─── Data extract ───

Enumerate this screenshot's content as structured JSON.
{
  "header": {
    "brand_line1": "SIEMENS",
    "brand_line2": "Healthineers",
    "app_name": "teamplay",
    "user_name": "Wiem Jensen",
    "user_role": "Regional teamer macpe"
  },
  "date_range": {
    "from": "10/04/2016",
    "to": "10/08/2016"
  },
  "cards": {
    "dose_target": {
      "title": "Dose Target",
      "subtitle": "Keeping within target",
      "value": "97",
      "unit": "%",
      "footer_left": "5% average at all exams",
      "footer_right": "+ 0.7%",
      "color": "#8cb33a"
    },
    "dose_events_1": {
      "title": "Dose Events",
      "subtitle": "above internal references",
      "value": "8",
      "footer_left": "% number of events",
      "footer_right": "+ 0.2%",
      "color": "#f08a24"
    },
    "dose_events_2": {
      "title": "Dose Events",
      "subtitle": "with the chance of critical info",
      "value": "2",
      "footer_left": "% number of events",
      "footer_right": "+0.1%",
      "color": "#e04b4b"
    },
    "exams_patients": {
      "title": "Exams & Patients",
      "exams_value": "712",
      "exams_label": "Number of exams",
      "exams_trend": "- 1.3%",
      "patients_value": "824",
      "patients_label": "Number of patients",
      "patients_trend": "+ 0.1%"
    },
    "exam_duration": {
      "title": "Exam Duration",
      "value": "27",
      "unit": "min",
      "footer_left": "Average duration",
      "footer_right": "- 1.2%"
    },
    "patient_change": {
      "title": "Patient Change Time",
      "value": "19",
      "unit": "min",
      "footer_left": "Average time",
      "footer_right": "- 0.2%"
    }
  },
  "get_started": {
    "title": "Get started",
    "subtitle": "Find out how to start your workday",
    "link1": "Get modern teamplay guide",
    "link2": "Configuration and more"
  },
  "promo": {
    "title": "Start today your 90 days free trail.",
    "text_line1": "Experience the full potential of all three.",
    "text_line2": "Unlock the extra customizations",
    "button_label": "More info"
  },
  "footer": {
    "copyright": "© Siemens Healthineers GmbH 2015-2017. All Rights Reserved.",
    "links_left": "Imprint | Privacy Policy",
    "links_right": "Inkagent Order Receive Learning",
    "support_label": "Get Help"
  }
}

───

◆ **Work item**
Every line in the listing that holds "teamplay" belongs in the answer.

◆ **Answer to the exercise**
    "app_name": "teamplay",
    "link1": "Get modern teamplay guide",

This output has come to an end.